■ Data records ■
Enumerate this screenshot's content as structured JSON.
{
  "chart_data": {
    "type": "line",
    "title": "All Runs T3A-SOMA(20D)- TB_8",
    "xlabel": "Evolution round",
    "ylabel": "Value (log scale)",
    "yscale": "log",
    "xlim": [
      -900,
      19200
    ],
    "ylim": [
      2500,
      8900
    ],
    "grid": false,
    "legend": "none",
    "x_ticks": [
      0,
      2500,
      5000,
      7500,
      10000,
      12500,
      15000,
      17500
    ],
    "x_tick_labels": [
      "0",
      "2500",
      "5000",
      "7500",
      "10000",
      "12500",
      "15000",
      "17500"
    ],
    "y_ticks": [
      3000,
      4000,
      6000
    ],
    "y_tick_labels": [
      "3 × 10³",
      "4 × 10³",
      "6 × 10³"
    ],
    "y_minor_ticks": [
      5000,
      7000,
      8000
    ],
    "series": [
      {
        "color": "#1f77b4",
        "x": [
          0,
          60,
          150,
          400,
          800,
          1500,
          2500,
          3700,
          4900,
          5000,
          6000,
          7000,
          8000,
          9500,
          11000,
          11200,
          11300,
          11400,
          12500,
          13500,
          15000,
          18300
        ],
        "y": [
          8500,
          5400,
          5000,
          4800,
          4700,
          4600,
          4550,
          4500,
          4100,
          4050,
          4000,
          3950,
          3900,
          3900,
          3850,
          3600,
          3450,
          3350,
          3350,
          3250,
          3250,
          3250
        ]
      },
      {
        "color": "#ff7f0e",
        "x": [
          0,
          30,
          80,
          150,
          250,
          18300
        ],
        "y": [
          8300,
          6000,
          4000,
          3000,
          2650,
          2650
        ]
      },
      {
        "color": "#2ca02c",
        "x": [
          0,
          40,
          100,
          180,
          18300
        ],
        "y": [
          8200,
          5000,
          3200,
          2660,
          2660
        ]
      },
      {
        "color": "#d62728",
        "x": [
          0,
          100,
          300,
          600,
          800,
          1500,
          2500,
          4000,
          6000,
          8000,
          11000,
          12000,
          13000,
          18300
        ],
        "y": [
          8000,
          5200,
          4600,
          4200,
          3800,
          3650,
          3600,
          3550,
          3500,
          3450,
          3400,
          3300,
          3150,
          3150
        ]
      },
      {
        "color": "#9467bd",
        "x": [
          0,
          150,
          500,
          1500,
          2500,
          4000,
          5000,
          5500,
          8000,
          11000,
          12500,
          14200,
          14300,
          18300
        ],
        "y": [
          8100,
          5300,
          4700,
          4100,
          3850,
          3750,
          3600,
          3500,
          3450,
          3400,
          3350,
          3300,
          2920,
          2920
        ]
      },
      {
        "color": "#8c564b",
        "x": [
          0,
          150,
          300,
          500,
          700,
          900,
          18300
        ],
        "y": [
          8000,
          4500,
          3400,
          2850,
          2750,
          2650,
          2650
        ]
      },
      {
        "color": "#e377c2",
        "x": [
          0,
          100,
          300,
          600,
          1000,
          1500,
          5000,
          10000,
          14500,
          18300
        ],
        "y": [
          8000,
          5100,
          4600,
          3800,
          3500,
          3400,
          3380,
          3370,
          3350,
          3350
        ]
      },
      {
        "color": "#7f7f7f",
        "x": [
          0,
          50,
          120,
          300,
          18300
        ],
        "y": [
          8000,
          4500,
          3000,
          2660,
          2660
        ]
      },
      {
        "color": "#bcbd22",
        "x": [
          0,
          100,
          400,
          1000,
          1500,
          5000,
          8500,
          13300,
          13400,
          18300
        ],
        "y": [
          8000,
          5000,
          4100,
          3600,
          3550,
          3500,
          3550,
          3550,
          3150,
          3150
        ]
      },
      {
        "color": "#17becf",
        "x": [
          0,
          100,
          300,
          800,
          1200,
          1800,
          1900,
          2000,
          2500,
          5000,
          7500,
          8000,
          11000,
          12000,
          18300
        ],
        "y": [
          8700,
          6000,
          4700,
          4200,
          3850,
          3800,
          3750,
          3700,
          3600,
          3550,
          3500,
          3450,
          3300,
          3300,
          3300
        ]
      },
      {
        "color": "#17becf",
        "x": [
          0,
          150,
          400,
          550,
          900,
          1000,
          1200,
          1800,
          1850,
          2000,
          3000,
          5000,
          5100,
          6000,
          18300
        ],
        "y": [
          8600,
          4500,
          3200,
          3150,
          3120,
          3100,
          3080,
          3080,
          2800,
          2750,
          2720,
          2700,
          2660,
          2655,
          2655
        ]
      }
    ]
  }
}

■ Stated goal ■
Quote each line of the data above exactly as written.

■ Exercise output ■
Enumerate this screenshot's content as structured JSON.
{
  "chart_data": {
    "type": "line",
    "title": "All Runs T3A-SOMA(20D)- TB_8",
    "xlabel": "Evolution round",
    "ylabel": "Value (log scale)",
    "yscale": "log",
    "xlim": [
      -900,
      19200
    ],
    "ylim": [
      2500,
      8900
    ],
    "grid": false,
    "legend": "none",
    "x_ticks": [
      0,
      2500,
      5000,
      7500,
      10000,
      12500,
      15000,
      17500
    ],
    "x_tick_labels": [
      "0",
      "2500",
      "5000",
      "7500",
      "10000",
      "12500",
      "15000",
      "17500"
    ],
    "y_ticks": [
      3000,
      4000,
      6000
    ],
    "y_tick_labels": [
      "3 × 10³",
      "4 × 10³",
      "6 × 10³"
    ],
    "y_minor_ticks": [
      5000,
      7000,
      8000
    ],
    "series": [
      {
        "color": "#1f77b4",
        "x": [
          0,
          60,
          150,
          400,
          800,
          1500,
          2500,
          3700,
          4900,
          5000,
          6000,
          7000,
          8000,
          9500,
          11000,
          11200,
          11300,
          11400,
          12500,
          13500,
          15000,
          18300
        ],
        "y": [
          8500,
          5400,
          5000,
          4800,
          4700,
          4600,
          4550,
          4500,
          4100,
          4050,
          4000,
          3950,
          3900,
          3900,
          3850,
          3600,
          3450,
          3350,
          3350,
          3250,
          3250,
          3250
        ]
      },
      {
        "color": "#ff7f0e",
        "x": [
          0,
          30,
          80,
          150,
          250,
          18300
        ],
        "y": [
          8300,
          6000,
          4000,
          3000,
          2650,
          2650
        ]
      },
      {
        "color": "#2ca02c",
        "x": [
          0,
          40,
          100,
          180,
          18300
        ],
        "y": [
          8200,
          5000,
          3200,
          2660,
          2660
        ]
      },
      {
        "color": "#d62728",
        "x": [
          0,
          100,
          300,
          600,
          800,
          1500,
          2500,
          4000,
          6000,
          8000,
          11000,
          12000,
          13000,
          18300
        ],
        "y": [
          8000,
          5200,
          4600,
          4200,
          3800,
          3650,
          3600,
          3550,
          3500,
          3450,
          3400,
          3300,
          3150,
          3150
        ]
      },
      {
        "color": "#9467bd",
        "x": [
          0,
          150,
          500,
          1500,
          2500,
          4000,
          5000,
          5500,
          8000,
          11000,
          12500,
          14200,
          14300,
          18300
        ],
        "y": [
          8100,
          5300,
          4700,
          4100,
          3850,
          3750,
          3600,
          3500,
          3450,
          3400,
          3350,
          3300,
          2920,
          2920
        ]
      },
      {
        "color": "#8c564b",
        "x": [
          0,
          150,
          300,
          500,
          700,
          900,
          18300
        ],
        "y": [
          8000,
          4500,
          3400,
          2850,
          2750,
          2650,
          2650
        ]
      },
      {
        "color": "#e377c2",
        "x": [
          0,
          100,
          300,
          600,
          1000,
          1500,
          5000,
          10000,
          14500,
          18300
        ],
        "y": [
          8000,
          5100,
          4600,
          3800,
          3500,
          3400,
          3380,
          3370,
          3350,
          3350
        ]
      },
      {
        "color": "#7f7f7f",
        "x": [
          0,
          50,
          120,
          300,
          18300
        ],
        "y": [
          8000,
          4500,
          3000,
          2660,
          2660
        ]
      },
      {
        "color": "#bcbd22",
        "x": [
          0,
          100,
          400,
          1000,
          1500,
          5000,
          8500,
          13300,
          13400,
          18300
        ],
        "y": [
          8000,
          5000,
          4100,
          3600,
          3550,
          3500,
          3550,
          3550,
          3150,
          3150
        ]
      },
      {
        "color": "#17becf",
        "x": [
          0,
          100,
          300,
          800,
          1200,
          1800,
          1900,
          2000,
          2500,
          5000,
          7500,
          8000,
          11000,
          12000,
          18300
        ],
        "y": [
          8700,
          6000,
          4700,
          4200,
          3850,
          3800,
          3750,
          3700,
          3600,
          3550,
          3500,
          3450,
          3300,
          3300,
          3300
        ]
      },
      {
        "color": "#17becf",
        "x": [
          0,
          150,
          400,
          550,
          900,
          1000,
          1200,
          1800,
          1850,
          2000,
          3000,
          5000,
          5100,
          6000,
          18300
        ],
        "y": [
          8600,
          4500,
          3200,
          3150,
          3120,
          3100,
          3080,
          3080,
          2800,
          2750,
          2720,
          2700,
          2660,
          2655,
          2655
        ]
      }
    ]
  }
}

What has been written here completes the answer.